Give the number of lines that hold the string "såsom". Nothing else is needed.

Stored data:
--------------------------------
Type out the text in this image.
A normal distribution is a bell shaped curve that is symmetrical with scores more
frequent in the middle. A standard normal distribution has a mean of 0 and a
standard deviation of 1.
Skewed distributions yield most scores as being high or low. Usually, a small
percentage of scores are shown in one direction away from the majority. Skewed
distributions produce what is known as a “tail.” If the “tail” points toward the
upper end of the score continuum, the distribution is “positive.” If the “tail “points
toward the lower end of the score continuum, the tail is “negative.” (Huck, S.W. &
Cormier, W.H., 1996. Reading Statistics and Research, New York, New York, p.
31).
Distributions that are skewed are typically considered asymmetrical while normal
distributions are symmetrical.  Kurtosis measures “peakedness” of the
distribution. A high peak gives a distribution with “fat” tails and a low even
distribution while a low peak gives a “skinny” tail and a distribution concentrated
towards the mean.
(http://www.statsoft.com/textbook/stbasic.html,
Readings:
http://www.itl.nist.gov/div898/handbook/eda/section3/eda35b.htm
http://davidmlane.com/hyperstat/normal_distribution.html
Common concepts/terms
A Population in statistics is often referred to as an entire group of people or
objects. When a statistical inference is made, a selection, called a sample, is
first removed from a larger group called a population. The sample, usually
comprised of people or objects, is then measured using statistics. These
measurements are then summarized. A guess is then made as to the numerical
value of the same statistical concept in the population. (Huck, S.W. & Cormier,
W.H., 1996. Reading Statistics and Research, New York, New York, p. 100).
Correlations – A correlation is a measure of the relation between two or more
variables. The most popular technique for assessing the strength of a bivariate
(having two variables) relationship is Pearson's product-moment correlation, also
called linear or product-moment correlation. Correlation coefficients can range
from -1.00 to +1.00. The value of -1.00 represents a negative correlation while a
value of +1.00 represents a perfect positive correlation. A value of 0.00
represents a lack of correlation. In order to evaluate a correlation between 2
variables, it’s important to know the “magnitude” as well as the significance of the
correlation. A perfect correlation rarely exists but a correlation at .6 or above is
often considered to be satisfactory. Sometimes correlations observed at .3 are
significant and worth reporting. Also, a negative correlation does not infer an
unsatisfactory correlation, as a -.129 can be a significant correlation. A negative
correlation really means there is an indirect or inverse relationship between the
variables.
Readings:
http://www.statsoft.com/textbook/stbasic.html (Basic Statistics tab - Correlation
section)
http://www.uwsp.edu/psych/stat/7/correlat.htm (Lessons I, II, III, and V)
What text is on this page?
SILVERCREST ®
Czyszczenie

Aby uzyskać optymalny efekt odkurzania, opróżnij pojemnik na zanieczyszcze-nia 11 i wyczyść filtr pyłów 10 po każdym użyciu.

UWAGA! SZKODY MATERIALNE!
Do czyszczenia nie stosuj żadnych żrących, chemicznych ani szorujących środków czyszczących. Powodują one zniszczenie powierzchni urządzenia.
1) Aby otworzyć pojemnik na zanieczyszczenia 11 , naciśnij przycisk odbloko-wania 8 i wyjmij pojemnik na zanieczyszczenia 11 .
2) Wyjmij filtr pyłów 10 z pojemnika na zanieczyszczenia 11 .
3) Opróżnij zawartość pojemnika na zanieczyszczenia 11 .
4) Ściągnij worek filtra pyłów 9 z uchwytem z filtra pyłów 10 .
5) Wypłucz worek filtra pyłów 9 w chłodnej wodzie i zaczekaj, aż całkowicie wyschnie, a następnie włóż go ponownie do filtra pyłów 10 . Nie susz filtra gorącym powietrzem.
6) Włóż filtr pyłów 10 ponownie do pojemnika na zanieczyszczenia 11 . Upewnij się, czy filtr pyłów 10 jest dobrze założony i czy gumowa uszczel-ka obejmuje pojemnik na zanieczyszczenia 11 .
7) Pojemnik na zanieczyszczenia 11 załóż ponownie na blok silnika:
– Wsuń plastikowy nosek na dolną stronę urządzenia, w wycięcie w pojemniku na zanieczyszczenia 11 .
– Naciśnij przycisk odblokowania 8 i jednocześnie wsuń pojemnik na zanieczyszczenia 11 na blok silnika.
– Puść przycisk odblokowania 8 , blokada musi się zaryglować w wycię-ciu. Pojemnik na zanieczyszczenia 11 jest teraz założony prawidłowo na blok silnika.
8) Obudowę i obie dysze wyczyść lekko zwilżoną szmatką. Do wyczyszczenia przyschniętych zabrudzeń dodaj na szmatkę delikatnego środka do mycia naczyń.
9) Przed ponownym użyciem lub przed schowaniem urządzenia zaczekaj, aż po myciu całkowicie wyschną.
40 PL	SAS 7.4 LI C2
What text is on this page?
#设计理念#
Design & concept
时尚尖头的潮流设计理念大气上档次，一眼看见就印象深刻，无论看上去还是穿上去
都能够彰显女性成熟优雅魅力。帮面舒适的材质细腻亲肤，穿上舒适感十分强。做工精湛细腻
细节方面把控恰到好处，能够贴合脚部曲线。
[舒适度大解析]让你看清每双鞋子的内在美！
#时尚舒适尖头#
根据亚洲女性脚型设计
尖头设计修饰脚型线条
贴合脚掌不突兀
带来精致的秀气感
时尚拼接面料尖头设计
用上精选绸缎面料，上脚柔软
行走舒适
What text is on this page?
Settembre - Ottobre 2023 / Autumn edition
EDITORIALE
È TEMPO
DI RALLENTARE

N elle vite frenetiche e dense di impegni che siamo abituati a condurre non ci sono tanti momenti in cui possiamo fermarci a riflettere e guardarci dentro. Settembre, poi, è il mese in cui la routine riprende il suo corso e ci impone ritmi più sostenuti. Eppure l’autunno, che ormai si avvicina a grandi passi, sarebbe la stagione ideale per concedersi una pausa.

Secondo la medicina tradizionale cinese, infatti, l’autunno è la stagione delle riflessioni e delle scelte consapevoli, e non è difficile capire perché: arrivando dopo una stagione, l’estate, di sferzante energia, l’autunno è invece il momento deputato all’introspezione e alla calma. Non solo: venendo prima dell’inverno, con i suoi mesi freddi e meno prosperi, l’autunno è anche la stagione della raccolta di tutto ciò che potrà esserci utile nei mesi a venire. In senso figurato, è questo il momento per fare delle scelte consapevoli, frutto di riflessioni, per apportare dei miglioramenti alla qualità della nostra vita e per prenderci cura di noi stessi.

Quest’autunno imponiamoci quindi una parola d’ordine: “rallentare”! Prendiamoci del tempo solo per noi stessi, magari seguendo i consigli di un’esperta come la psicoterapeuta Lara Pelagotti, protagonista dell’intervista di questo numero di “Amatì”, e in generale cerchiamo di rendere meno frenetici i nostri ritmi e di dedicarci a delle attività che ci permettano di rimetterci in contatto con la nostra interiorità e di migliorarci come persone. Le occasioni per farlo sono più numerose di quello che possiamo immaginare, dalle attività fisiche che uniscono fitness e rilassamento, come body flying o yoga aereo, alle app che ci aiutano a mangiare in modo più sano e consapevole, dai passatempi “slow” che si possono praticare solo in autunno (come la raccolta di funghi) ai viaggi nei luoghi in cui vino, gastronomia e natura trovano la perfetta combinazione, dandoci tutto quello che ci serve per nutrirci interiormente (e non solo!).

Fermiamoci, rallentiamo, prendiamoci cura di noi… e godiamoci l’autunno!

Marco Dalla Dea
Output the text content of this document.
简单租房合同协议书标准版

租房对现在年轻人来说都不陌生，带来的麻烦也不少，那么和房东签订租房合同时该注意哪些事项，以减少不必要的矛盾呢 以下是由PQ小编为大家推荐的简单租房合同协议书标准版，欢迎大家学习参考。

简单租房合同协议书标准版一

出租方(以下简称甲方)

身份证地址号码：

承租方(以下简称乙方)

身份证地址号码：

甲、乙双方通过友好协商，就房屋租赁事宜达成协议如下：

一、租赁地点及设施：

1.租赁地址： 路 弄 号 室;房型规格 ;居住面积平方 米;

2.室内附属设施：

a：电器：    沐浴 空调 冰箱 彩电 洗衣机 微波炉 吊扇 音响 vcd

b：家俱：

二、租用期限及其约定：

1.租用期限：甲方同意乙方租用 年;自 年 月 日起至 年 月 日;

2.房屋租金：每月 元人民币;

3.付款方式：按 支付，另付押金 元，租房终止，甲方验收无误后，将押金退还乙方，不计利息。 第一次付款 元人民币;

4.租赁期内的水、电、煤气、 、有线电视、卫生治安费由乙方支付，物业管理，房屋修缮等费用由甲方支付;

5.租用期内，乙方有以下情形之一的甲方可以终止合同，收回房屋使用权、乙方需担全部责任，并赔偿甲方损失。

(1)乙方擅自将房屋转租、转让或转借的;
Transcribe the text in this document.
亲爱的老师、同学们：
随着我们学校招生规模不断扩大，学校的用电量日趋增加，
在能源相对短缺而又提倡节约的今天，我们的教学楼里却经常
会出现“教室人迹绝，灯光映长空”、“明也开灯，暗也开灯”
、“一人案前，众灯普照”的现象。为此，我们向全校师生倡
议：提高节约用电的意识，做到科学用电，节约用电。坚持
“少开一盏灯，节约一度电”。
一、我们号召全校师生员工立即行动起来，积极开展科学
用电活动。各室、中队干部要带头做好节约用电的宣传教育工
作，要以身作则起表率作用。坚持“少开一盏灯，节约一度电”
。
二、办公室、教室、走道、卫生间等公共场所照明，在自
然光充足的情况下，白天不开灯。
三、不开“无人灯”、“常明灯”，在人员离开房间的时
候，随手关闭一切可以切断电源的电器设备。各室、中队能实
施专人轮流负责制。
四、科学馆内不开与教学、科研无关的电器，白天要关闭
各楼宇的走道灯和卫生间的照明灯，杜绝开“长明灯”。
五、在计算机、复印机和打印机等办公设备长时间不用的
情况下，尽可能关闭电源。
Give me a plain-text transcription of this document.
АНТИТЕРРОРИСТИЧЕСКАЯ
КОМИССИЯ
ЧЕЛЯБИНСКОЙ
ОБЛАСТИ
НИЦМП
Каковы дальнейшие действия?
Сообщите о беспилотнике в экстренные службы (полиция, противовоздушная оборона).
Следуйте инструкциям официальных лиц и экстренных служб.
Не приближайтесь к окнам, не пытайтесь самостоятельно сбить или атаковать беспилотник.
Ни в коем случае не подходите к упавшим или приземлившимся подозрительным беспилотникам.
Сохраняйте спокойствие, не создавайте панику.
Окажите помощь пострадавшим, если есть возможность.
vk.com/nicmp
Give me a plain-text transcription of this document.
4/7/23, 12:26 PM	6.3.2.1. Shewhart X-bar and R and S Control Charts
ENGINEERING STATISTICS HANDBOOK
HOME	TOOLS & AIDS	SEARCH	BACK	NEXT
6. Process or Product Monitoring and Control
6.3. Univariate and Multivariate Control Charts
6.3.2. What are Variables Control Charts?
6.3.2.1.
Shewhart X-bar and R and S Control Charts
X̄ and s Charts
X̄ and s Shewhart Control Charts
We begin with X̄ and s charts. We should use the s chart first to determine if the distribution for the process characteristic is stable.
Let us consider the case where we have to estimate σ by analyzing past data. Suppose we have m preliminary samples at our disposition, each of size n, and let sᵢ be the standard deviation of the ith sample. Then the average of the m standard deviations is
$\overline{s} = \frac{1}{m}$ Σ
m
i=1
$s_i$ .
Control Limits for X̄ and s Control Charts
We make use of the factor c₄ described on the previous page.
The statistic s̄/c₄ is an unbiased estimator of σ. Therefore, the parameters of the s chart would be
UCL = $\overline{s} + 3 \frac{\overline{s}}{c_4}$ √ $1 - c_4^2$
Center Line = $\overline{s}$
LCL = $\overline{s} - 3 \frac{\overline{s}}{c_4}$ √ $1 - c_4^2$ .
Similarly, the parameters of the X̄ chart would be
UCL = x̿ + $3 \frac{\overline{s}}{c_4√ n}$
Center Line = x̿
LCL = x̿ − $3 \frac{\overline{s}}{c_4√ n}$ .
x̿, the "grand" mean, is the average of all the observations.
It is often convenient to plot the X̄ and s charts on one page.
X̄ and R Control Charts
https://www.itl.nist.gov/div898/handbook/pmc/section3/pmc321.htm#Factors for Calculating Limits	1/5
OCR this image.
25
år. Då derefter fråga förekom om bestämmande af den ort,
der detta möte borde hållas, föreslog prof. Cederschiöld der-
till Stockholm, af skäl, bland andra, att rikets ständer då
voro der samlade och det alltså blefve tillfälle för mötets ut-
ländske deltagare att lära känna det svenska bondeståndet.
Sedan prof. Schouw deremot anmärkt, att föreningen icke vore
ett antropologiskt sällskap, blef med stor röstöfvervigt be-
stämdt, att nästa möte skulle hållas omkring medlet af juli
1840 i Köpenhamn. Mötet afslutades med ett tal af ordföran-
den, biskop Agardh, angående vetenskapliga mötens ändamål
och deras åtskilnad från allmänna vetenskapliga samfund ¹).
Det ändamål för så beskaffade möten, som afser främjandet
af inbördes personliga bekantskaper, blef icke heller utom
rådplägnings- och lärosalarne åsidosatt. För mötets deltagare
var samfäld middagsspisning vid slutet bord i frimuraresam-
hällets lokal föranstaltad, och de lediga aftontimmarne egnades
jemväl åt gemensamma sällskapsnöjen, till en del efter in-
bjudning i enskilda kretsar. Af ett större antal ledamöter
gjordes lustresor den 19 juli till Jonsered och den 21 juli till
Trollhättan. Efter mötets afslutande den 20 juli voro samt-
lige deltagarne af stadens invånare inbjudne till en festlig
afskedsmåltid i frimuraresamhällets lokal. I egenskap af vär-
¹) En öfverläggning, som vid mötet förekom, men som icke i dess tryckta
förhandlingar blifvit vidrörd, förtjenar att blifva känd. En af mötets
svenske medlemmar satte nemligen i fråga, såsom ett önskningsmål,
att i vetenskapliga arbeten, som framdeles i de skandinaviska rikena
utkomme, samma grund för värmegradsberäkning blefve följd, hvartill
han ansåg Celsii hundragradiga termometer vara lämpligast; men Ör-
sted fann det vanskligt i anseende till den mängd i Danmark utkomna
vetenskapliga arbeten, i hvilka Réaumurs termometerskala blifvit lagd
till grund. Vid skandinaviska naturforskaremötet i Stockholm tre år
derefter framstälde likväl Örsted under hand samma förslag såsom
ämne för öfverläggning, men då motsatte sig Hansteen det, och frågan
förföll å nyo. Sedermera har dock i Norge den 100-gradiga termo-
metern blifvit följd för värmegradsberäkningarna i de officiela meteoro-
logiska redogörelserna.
--------------------------------
Task response: 2